<<<<

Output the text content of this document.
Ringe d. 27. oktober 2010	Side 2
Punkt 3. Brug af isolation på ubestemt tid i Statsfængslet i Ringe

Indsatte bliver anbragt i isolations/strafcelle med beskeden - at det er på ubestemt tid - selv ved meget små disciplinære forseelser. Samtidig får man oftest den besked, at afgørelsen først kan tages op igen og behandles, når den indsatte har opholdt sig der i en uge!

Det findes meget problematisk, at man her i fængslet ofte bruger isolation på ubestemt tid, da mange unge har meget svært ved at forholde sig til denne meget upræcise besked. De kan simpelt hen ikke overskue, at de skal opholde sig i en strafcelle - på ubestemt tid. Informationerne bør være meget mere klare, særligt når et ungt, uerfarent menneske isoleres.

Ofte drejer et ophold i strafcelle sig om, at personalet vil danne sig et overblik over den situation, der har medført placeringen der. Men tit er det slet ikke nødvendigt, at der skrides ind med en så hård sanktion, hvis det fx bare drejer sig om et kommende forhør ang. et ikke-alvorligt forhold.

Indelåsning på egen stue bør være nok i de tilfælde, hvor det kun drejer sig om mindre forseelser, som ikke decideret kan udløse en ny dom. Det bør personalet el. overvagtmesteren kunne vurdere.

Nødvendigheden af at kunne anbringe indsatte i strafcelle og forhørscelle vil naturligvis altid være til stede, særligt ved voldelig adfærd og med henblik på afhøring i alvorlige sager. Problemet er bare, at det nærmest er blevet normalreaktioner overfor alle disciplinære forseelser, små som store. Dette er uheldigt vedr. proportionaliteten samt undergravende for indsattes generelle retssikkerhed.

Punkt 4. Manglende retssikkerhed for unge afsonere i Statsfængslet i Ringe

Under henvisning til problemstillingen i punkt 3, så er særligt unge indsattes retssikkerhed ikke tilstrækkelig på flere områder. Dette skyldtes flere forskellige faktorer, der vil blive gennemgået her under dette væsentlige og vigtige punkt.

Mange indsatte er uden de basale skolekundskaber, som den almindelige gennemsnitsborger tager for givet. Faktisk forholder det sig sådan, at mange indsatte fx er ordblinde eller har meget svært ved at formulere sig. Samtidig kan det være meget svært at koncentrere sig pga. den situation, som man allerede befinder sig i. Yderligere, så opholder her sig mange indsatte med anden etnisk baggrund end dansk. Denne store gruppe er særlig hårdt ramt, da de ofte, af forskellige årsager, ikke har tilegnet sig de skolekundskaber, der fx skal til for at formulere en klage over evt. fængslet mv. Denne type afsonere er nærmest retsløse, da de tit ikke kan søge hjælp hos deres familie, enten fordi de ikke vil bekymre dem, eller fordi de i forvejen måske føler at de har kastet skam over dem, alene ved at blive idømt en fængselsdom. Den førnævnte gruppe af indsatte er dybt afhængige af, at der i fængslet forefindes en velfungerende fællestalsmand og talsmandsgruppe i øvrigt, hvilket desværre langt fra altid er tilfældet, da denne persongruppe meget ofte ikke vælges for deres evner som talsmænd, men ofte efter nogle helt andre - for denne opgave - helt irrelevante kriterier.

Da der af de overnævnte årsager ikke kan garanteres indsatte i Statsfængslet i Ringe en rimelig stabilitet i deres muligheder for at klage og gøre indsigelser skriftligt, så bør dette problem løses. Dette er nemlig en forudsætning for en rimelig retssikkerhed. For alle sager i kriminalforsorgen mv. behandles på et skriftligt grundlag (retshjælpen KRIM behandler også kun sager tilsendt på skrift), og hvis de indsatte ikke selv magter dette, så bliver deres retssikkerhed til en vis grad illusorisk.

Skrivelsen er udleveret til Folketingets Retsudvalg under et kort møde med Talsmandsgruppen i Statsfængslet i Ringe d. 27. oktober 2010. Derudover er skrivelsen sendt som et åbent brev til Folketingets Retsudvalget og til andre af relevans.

>>>>

* _Problem requirements_: Repeat every record exactly as written, please.

* _Answer to this task_:
Output the text content of this document.
Ringe d. 27. oktober 2010	Side 2
Punkt 3. Brug af isolation på ubestemt tid i Statsfængslet i Ringe

Indsatte bliver anbragt i isolations/strafcelle med beskeden - at det er på ubestemt tid - selv ved meget små disciplinære forseelser. Samtidig får man oftest den besked, at afgørelsen først kan tages op igen og behandles, når den indsatte har opholdt sig der i en uge!

Det findes meget problematisk, at man her i fængslet ofte bruger isolation på ubestemt tid, da mange unge har meget svært ved at forholde sig til denne meget upræcise besked. De kan simpelt hen ikke overskue, at de skal opholde sig i en strafcelle - på ubestemt tid. Informationerne bør være meget mere klare, særligt når et ungt, uerfarent menneske isoleres.

Ofte drejer et ophold i strafcelle sig om, at personalet vil danne sig et overblik over den situation, der har medført placeringen der. Men tit er det slet ikke nødvendigt, at der skrides ind med en så hård sanktion, hvis det fx bare drejer sig om et kommende forhør ang. et ikke-alvorligt forhold.

Indelåsning på egen stue bør være nok i de tilfælde, hvor det kun drejer sig om mindre forseelser, som ikke decideret kan udløse en ny dom. Det bør personalet el. overvagtmesteren kunne vurdere.

Nødvendigheden af at kunne anbringe indsatte i strafcelle og forhørscelle vil naturligvis altid være til stede, særligt ved voldelig adfærd og med henblik på afhøring i alvorlige sager. Problemet er bare, at det nærmest er blevet normalreaktioner overfor alle disciplinære forseelser, små som store. Dette er uheldigt vedr. proportionaliteten samt undergravende for indsattes generelle retssikkerhed.

Punkt 4. Manglende retssikkerhed for unge afsonere i Statsfængslet i Ringe

Under henvisning til problemstillingen i punkt 3, så er særligt unge indsattes retssikkerhed ikke tilstrækkelig på flere områder. Dette skyldtes flere forskellige faktorer, der vil blive gennemgået her under dette væsentlige og vigtige punkt.

Mange indsatte er uden de basale skolekundskaber, som den almindelige gennemsnitsborger tager for givet. Faktisk forholder det sig sådan, at mange indsatte fx er ordblinde eller har meget svært ved at formulere sig. Samtidig kan det være meget svært at koncentrere sig pga. den situation, som man allerede befinder sig i. Yderligere, så opholder her sig mange indsatte med anden etnisk baggrund end dansk. Denne store gruppe er særlig hårdt ramt, da de ofte, af forskellige årsager, ikke har tilegnet sig de skolekundskaber, der fx skal til for at formulere en klage over evt. fængslet mv. Denne type afsonere er nærmest retsløse, da de tit ikke kan søge hjælp hos deres familie, enten fordi de ikke vil bekymre dem, eller fordi de i forvejen måske føler at de har kastet skam over dem, alene ved at blive idømt en fængselsdom. Den førnævnte gruppe af indsatte er dybt afhængige af, at der i fængslet forefindes en velfungerende fællestalsmand og talsmandsgruppe i øvrigt, hvilket desværre langt fra altid er tilfældet, da denne persongruppe meget ofte ikke vælges for deres evner som talsmænd, men ofte efter nogle helt andre - for denne opgave - helt irrelevante kriterier.

Da der af de overnævnte årsager ikke kan garanteres indsatte i Statsfængslet i Ringe en rimelig stabilitet i deres muligheder for at klage og gøre indsigelser skriftligt, så bør dette problem løses. Dette er nemlig en forudsætning for en rimelig retssikkerhed. For alle sager i kriminalforsorgen mv. behandles på et skriftligt grundlag (retshjælpen KRIM behandler også kun sager tilsendt på skrift), og hvis de indsatte ikke selv magter dette, så bliver deres retssikkerhed til en vis grad illusorisk.

Skrivelsen er udleveret til Folketingets Retsudvalg under et kort møde med Talsmandsgruppen i Statsfængslet i Ringe d. 27. oktober 2010. Derudover er skrivelsen sendt som et åbent brev til Folketingets Retsudvalget og til andre af relevans.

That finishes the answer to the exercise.